-------- DATASET EXCERPTS --------

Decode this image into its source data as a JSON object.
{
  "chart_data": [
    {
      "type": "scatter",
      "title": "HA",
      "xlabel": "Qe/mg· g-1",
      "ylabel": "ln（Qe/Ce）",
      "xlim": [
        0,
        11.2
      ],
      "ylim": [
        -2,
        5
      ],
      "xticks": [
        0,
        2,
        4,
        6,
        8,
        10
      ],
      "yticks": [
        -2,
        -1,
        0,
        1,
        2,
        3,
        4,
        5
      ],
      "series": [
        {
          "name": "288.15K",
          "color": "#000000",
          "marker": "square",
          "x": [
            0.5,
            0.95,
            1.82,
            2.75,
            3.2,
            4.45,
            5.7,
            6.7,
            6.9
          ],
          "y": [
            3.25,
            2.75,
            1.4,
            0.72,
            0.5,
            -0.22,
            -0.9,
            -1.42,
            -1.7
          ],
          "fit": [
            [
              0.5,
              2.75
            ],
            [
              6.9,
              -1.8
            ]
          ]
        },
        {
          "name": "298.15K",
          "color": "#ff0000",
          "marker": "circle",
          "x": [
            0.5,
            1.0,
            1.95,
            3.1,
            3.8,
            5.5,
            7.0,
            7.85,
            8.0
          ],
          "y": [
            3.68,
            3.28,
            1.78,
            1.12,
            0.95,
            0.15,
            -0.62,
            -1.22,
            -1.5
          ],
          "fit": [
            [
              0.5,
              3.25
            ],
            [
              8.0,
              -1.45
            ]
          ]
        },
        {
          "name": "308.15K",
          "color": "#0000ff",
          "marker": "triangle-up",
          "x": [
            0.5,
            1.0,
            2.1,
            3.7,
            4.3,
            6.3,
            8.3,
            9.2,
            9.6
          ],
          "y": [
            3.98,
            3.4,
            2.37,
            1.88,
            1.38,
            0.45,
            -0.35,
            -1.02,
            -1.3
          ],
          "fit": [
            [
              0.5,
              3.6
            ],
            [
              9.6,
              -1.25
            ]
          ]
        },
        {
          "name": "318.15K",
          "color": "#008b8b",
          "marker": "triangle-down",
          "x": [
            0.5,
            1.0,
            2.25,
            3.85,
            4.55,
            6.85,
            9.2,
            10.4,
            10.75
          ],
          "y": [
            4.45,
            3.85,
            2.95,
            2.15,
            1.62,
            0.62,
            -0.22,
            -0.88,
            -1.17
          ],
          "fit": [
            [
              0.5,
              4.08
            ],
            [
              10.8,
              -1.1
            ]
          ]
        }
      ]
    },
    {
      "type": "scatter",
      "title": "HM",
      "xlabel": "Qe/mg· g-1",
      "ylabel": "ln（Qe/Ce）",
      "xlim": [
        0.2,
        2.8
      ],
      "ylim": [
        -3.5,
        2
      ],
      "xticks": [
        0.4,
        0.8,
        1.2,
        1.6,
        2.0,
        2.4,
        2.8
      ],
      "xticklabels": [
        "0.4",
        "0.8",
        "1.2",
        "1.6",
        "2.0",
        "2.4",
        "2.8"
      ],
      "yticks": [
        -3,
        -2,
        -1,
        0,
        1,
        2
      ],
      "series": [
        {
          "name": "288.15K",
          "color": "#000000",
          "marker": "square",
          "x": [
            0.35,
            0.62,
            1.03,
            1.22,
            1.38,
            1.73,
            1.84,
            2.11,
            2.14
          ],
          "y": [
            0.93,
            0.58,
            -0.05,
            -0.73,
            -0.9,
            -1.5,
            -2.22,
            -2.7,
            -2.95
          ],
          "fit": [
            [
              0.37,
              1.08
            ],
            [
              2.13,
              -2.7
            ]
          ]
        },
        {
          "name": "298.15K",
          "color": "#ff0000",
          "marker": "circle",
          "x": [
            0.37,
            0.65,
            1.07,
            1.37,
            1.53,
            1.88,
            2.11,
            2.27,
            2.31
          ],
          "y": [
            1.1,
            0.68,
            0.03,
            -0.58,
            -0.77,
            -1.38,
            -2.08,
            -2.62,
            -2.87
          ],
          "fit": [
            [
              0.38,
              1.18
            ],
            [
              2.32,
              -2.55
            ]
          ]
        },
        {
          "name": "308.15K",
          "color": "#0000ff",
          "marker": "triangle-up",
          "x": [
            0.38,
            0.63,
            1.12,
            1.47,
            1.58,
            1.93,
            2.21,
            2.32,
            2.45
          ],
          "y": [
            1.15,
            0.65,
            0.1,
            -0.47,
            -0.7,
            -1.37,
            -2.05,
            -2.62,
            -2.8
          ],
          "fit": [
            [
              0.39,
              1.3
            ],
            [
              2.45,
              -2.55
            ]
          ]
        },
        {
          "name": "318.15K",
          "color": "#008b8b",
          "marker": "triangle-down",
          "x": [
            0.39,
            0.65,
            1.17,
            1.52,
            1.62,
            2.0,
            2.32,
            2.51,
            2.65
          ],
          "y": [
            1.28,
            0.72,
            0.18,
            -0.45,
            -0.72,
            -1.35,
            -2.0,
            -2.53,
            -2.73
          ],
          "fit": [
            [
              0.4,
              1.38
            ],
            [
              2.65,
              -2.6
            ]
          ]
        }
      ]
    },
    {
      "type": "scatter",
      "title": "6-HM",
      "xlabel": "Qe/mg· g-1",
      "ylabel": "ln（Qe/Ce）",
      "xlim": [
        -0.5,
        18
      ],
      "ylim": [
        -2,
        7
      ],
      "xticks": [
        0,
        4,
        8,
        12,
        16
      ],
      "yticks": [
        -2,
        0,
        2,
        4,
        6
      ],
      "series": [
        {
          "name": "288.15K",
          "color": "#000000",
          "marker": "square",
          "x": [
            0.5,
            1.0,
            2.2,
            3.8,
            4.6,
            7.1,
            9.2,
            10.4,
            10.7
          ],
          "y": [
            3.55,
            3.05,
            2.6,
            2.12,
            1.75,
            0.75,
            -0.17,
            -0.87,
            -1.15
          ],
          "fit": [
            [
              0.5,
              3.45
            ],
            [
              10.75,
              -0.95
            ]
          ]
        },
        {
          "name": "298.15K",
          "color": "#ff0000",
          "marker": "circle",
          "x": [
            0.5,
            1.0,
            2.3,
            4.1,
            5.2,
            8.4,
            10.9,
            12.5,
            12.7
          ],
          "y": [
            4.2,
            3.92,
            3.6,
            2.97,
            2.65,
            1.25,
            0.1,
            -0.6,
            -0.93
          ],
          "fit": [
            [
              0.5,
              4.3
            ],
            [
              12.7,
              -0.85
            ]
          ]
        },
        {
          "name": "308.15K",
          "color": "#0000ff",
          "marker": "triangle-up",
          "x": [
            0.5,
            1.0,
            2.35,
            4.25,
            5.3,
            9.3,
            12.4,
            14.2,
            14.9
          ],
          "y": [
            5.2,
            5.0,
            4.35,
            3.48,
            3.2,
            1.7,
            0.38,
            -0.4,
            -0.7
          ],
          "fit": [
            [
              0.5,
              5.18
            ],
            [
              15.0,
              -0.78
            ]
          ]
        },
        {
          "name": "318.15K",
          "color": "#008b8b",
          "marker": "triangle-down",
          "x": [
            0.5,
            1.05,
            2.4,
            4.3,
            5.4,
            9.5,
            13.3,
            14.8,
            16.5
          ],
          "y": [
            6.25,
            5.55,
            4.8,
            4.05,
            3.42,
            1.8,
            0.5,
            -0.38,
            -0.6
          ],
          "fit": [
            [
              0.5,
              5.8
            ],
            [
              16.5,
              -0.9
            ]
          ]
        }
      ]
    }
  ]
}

--------

■ **EXERCISE PROMPT**
Write out every record, exactly as written.

■ **SOLUTION**
Decode this image into its source data as a JSON object.
{
  "chart_data": [
    {
      "type": "scatter",
      "title": "HA",
      "xlabel": "Qe/mg· g-1",
      "ylabel": "ln（Qe/Ce）",
      "xlim": [
        0,
        11.2
      ],
      "ylim": [
        -2,
        5
      ],
      "xticks": [
        0,
        2,
        4,
        6,
        8,
        10
      ],
      "yticks": [
        -2,
        -1,
        0,
        1,
        2,
        3,
        4,
        5
      ],
      "series": [
        {
          "name": "288.15K",
          "color": "#000000",
          "marker": "square",
          "x": [
            0.5,
            0.95,
            1.82,
            2.75,
            3.2,
            4.45,
            5.7,
            6.7,
            6.9
          ],
          "y": [
            3.25,
            2.75,
            1.4,
            0.72,
            0.5,
            -0.22,
            -0.9,
            -1.42,
            -1.7
          ],
          "fit": [
            [
              0.5,
              2.75
            ],
            [
              6.9,
              -1.8
            ]
          ]
        },
        {
          "name": "298.15K",
          "color": "#ff0000",
          "marker": "circle",
          "x": [
            0.5,
            1.0,
            1.95,
            3.1,
            3.8,
            5.5,
            7.0,
            7.85,
            8.0
          ],
          "y": [
            3.68,
            3.28,
            1.78,
            1.12,
            0.95,
            0.15,
            -0.62,
            -1.22,
            -1.5
          ],
          "fit": [
            [
              0.5,
              3.25
            ],
            [
              8.0,
              -1.45
            ]
          ]
        },
        {
          "name": "308.15K",
          "color": "#0000ff",
          "marker": "triangle-up",
          "x": [
            0.5,
            1.0,
            2.1,
            3.7,
            4.3,
            6.3,
            8.3,
            9.2,
            9.6
          ],
          "y": [
            3.98,
            3.4,
            2.37,
            1.88,
            1.38,
            0.45,
            -0.35,
            -1.02,
            -1.3
          ],
          "fit": [
            [
              0.5,
              3.6
            ],
            [
              9.6,
              -1.25
            ]
          ]
        },
        {
          "name": "318.15K",
          "color": "#008b8b",
          "marker": "triangle-down",
          "x": [
            0.5,
            1.0,
            2.25,
            3.85,
            4.55,
            6.85,
            9.2,
            10.4,
            10.75
          ],
          "y": [
            4.45,
            3.85,
            2.95,
            2.15,
            1.62,
            0.62,
            -0.22,
            -0.88,
            -1.17
          ],
          "fit": [
            [
              0.5,
              4.08
            ],
            [
              10.8,
              -1.1
            ]
          ]
        }
      ]
    },
    {
      "type": "scatter",
      "title": "HM",
      "xlabel": "Qe/mg· g-1",
      "ylabel": "ln（Qe/Ce）",
      "xlim": [
        0.2,
        2.8
      ],
      "ylim": [
        -3.5,
        2
      ],
      "xticks": [
        0.4,
        0.8,
        1.2,
        1.6,
        2.0,
        2.4,
        2.8
      ],
      "xticklabels": [
        "0.4",
        "0.8",
        "1.2",
        "1.6",
        "2.0",
        "2.4",
        "2.8"
      ],
      "yticks": [
        -3,
        -2,
        -1,
        0,
        1,
        2
      ],
      "series": [
        {
          "name": "288.15K",
          "color": "#000000",
          "marker": "square",
          "x": [
            0.35,
            0.62,
            1.03,
            1.22,
            1.38,
            1.73,
            1.84,
            2.11,
            2.14
          ],
          "y": [
            0.93,
            0.58,
            -0.05,
            -0.73,
            -0.9,
            -1.5,
            -2.22,
            -2.7,
            -2.95
          ],
          "fit": [
            [
              0.37,
              1.08
            ],
            [
              2.13,
              -2.7
            ]
          ]
        },
        {
          "name": "298.15K",
          "color": "#ff0000",
          "marker": "circle",
          "x": [
            0.37,
            0.65,
            1.07,
            1.37,
            1.53,
            1.88,
            2.11,
            2.27,
            2.31
          ],
          "y": [
            1.1,
            0.68,
            0.03,
            -0.58,
            -0.77,
            -1.38,
            -2.08,
            -2.62,
            -2.87
          ],
          "fit": [
            [
              0.38,
              1.18
            ],
            [
              2.32,
              -2.55
            ]
          ]
        },
        {
          "name": "308.15K",
          "color": "#0000ff",
          "marker": "triangle-up",
          "x": [
            0.38,
            0.63,
            1.12,
            1.47,
            1.58,
            1.93,
            2.21,
            2.32,
            2.45
          ],
          "y": [
            1.15,
            0.65,
            0.1,
            -0.47,
            -0.7,
            -1.37,
            -2.05,
            -2.62,
            -2.8
          ],
          "fit": [
            [
              0.39,
              1.3
            ],
            [
              2.45,
              -2.55
            ]
          ]
        },
        {
          "name": "318.15K",
          "color": "#008b8b",
          "marker": "triangle-down",
          "x": [
            0.39,
            0.65,
            1.17,
            1.52,
            1.62,
            2.0,
            2.32,
            2.51,
            2.65
          ],
          "y": [
            1.28,
            0.72,
            0.18,
            -0.45,
            -0.72,
            -1.35,
            -2.0,
            -2.53,
            -2.73
          ],
          "fit": [
            [
              0.4,
              1.38
            ],
            [
              2.65,
              -2.6
            ]
          ]
        }
      ]
    },
    {
      "type": "scatter",
      "title": "6-HM",
      "xlabel": "Qe/mg· g-1",
      "ylabel": "ln（Qe/Ce）",
      "xlim": [
        -0.5,
        18
      ],
      "ylim": [
        -2,
        7
      ],
      "xticks": [
        0,
        4,
        8,
        12,
        16
      ],
      "yticks": [
        -2,
        0,
        2,
        4,
        6
      ],
      "series": [
        {
          "name": "288.15K",
          "color": "#000000",
          "marker": "square",
          "x": [
            0.5,
            1.0,
            2.2,
            3.8,
            4.6,
            7.1,
            9.2,
            10.4,
            10.7
          ],
          "y": [
            3.55,
            3.05,
            2.6,
            2.12,
            1.75,
            0.75,
            -0.17,
            -0.87,
            -1.15
          ],
          "fit": [
            [
              0.5,
              3.45
            ],
            [
              10.75,
              -0.95
            ]
          ]
        },
        {
          "name": "298.15K",
          "color": "#ff0000",
          "marker": "circle",
          "x": [
            0.5,
            1.0,
            2.3,
            4.1,
            5.2,
            8.4,
            10.9,
            12.5,
            12.7
          ],
          "y": [
            4.2,
            3.92,
            3.6,
            2.97,
            2.65,
            1.25,
            0.1,
            -0.6,
            -0.93
          ],
          "fit": [
            [
              0.5,
              4.3
            ],
            [
              12.7,
              -0.85
            ]
          ]
        },
        {
          "name": "308.15K",
          "color": "#0000ff",
          "marker": "triangle-up",
          "x": [
            0.5,
            1.0,
            2.35,
            4.25,
            5.3,
            9.3,
            12.4,
            14.2,
            14.9
          ],
          "y": [
            5.2,
            5.0,
            4.35,
            3.48,
            3.2,
            1.7,
            0.38,
            -0.4,
            -0.7
          ],
          "fit": [
            [
              0.5,
              5.18
            ],
            [
              15.0,
              -0.78
            ]
          ]
        },
        {
          "name": "318.15K",
          "color": "#008b8b",
          "marker": "triangle-down",
          "x": [
            0.5,
            1.05,
            2.4,
            4.3,
            5.4,
            9.5,
            13.3,
            14.8,
            16.5
          ],
          "y": [
            6.25,
            5.55,
            4.8,
            4.05,
            3.42,
            1.8,
            0.5,
            -0.38,
            -0.6
          ],
          "fit": [
            [
              0.5,
              5.8
            ],
            [
              16.5,
              -0.9
            ]
          ]
        }
      ]
    }
  ]
}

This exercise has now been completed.